Locate each line holding the string "this" and copy it.

DATASET:
○ ○ ○ ○

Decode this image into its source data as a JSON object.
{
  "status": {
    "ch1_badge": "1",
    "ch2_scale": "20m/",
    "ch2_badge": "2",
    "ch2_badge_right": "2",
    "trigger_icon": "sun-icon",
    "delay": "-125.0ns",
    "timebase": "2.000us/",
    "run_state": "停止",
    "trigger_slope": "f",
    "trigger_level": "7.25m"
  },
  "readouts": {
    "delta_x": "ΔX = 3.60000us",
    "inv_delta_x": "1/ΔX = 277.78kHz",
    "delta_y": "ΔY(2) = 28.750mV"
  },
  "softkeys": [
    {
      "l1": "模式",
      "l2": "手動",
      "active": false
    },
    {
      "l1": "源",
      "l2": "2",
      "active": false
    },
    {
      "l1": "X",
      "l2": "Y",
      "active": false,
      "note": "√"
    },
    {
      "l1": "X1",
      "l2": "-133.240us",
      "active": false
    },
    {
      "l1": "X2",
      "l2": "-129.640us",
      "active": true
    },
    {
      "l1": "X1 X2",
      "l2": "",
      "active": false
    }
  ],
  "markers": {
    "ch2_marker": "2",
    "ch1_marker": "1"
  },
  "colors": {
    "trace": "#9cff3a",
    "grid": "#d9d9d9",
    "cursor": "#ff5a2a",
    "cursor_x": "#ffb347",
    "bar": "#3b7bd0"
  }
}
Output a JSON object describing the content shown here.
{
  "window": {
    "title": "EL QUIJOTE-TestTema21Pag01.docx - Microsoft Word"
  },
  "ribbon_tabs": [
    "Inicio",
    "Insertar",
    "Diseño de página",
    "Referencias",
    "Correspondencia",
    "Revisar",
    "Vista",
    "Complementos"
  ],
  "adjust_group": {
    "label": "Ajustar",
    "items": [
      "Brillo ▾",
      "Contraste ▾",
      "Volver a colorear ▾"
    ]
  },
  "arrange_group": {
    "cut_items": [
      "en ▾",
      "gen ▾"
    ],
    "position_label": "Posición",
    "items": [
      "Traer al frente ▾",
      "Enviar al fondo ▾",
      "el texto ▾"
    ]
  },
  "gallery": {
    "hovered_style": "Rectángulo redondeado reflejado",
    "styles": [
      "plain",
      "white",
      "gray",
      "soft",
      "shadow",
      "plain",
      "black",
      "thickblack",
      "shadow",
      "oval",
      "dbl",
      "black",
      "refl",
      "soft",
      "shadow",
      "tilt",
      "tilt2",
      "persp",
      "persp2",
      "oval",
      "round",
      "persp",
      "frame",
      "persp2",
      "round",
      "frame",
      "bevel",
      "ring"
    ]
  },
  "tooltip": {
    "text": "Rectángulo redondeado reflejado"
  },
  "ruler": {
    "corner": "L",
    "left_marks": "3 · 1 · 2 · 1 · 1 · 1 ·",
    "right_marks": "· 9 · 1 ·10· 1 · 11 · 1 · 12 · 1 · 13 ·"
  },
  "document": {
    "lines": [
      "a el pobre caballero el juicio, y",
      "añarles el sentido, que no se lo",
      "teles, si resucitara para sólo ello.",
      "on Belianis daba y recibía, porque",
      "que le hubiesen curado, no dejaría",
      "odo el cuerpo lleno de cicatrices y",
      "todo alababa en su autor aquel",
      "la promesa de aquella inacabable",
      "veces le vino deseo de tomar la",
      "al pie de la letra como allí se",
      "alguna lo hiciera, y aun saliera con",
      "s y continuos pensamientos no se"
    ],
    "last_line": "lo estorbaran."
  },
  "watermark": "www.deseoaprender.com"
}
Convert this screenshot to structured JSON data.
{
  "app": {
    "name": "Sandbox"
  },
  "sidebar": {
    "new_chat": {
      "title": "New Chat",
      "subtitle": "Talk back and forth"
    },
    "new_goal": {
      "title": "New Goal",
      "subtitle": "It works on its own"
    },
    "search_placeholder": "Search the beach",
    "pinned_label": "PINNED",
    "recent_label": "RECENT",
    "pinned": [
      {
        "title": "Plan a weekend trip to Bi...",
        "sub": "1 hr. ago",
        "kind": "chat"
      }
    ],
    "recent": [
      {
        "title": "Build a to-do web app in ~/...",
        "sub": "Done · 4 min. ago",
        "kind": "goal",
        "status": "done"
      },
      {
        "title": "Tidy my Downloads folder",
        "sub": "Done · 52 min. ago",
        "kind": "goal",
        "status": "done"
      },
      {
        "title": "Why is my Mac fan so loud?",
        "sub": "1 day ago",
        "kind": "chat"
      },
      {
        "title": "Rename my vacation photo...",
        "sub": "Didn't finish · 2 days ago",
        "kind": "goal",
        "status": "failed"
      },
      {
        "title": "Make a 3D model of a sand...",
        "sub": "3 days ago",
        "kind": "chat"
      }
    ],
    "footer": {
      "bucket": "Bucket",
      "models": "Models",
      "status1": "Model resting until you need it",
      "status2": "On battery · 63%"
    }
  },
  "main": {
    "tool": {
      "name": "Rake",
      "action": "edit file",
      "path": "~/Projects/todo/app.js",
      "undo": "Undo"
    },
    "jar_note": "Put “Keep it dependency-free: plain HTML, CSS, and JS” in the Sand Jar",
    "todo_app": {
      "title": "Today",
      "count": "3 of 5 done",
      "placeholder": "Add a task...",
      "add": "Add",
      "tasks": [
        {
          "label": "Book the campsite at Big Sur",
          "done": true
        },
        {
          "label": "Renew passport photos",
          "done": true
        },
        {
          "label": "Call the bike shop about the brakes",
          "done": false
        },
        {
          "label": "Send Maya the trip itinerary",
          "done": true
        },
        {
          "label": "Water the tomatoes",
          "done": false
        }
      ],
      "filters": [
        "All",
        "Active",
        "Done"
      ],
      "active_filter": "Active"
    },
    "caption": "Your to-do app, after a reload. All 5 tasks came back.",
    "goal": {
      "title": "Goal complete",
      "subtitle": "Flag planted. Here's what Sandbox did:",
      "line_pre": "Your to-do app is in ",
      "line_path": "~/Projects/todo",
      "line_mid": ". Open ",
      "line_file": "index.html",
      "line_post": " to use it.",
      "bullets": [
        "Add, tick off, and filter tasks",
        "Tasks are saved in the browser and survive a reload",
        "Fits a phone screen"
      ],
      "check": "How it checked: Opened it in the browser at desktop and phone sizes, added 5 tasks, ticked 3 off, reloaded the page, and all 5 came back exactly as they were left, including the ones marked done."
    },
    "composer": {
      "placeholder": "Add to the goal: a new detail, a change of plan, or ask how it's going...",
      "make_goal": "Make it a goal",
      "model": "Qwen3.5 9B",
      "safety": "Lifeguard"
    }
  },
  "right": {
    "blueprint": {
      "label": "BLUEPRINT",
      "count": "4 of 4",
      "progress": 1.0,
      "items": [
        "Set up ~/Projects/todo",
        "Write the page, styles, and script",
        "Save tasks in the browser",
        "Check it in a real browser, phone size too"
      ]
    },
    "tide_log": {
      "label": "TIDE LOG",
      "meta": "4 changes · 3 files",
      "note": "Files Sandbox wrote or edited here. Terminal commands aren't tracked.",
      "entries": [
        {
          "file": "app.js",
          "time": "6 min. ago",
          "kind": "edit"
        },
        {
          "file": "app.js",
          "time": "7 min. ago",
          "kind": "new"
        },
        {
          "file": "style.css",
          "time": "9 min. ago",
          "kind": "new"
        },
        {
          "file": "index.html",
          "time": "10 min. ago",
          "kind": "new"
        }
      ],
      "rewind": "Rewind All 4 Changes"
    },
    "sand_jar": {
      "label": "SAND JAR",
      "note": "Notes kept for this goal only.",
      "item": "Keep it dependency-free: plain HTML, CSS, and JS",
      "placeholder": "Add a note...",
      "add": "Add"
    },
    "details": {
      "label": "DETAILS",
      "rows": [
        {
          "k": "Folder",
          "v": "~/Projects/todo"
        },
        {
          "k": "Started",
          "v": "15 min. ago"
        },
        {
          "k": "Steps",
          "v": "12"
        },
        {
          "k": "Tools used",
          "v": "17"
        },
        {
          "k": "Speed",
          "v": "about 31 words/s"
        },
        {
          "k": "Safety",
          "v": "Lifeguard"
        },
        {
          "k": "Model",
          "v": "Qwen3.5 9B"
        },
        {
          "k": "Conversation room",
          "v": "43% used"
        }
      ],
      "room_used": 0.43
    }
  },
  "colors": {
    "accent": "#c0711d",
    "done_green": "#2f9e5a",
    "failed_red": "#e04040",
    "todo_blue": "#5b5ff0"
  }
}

○ ○ ○ ○

FINAL RESULT:
Decode this image into its source data as a JSON object.
Convert this screenshot to structured JSON data.
      "note": "Notes kept for this goal only.",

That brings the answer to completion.